## Document passage
How is it a pain in the ass? Aside from maybe a little awkward using a controller instead of a remote. But at our place, the PS2 was the preferred DVD player until it broke–the DVD/VCR is missing its remote, and we don’t have a remotely good setup for watching on the computers.
I’m still kinda hoping that HD-DVD wins out, if only as another incentive to get a 360 over a PS3 (Soul Calibur IV isn’t coming out on the Wii, dammit). I’m trying to push my husband towards HDTV (I’m an eye candy junkie, what can I say?) and if we could have a console double as a HD player, that would make the transition easier.
Really. Why should I have to replace perfectly good equipment and media every 5 or 10 years? Once everyone has Blu-Ray (or whatever) then they’ll come along with something else, to make you repurchase everything again.
I have a standalone player for each format. The Toshiba HD-A30 for HD-DVD and the DMP-BD30 for Blu-ray. I am disappointed that Blu-ray appears to have won, since this means that half of my collections will be obsolete. But I am still enjoying my Matrix trilogy tremendously - only available on HD-DVD.

## Given information

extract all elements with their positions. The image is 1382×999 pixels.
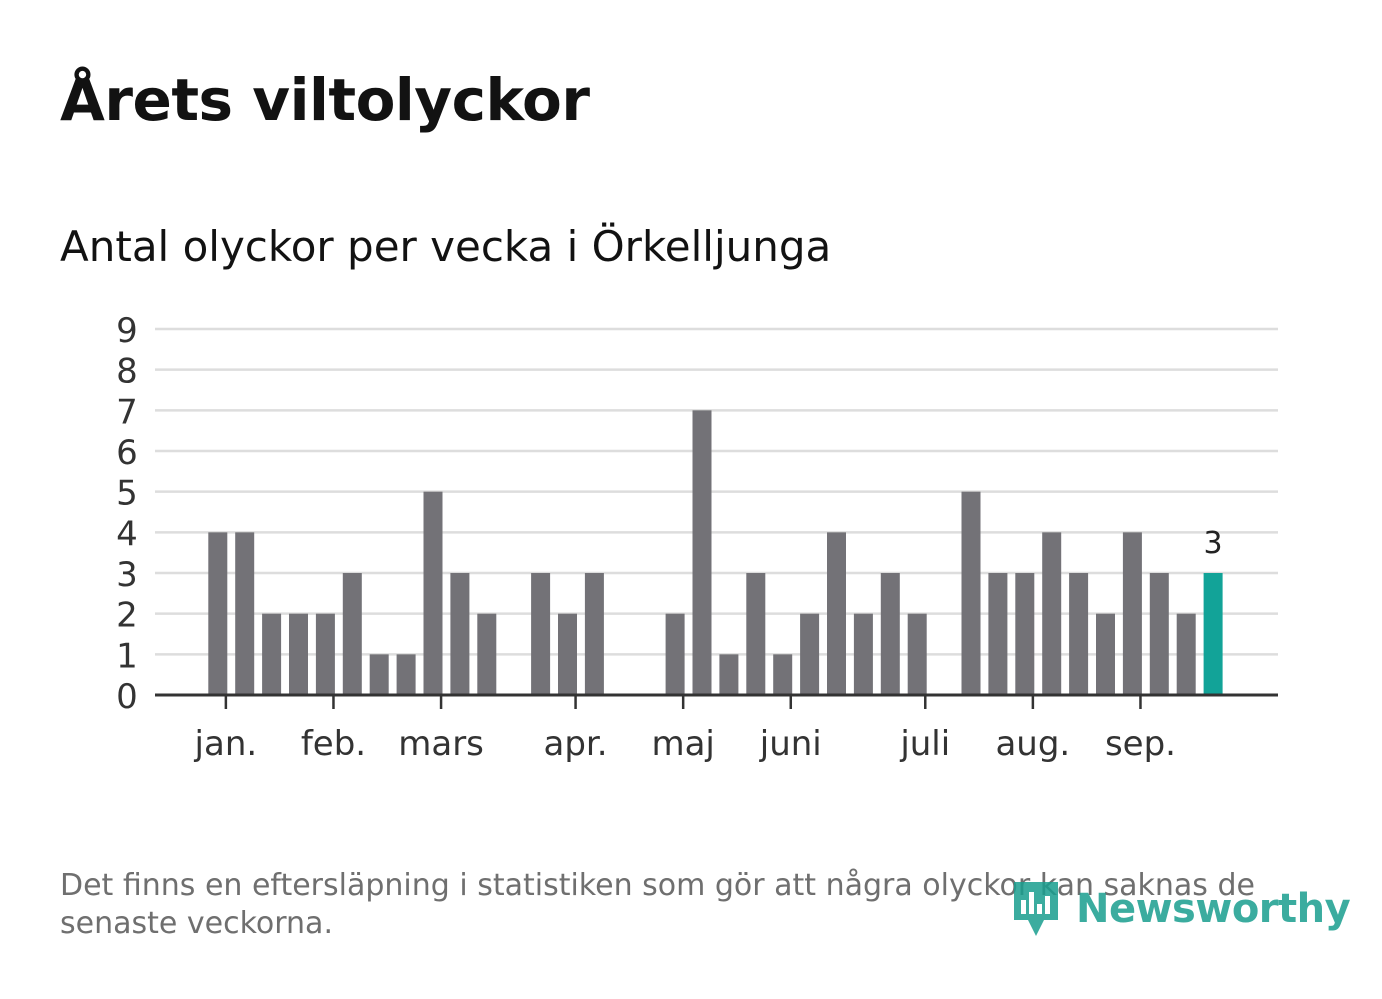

## Set task 1
Copy out everything in the disc-format discussion from "Really. Why should" down to "available on HD-DVD.".
## Set task 2
In the disc-format discussion, which standalone player does the final commenter use for HD-DVD?

## Correct result 1
Really. Why should I have to replace perfectly good equipment and media every 5 or 10 years? Once everyone has Blu-Ray (or whatever) then they’ll come along with something else, to make you repurchase everything again.
I have a standalone player for each format. The Toshiba HD-A30 for HD-DVD and the DMP-BD30 for Blu-ray. I am disappointed that Blu-ray appears to have won, since this means that half of my collections will be obsolete. But I am still enjoying my Matrix trilogy tremendously - only available on HD-DVD.

## Correct result 2
The Toshiba HD-A30.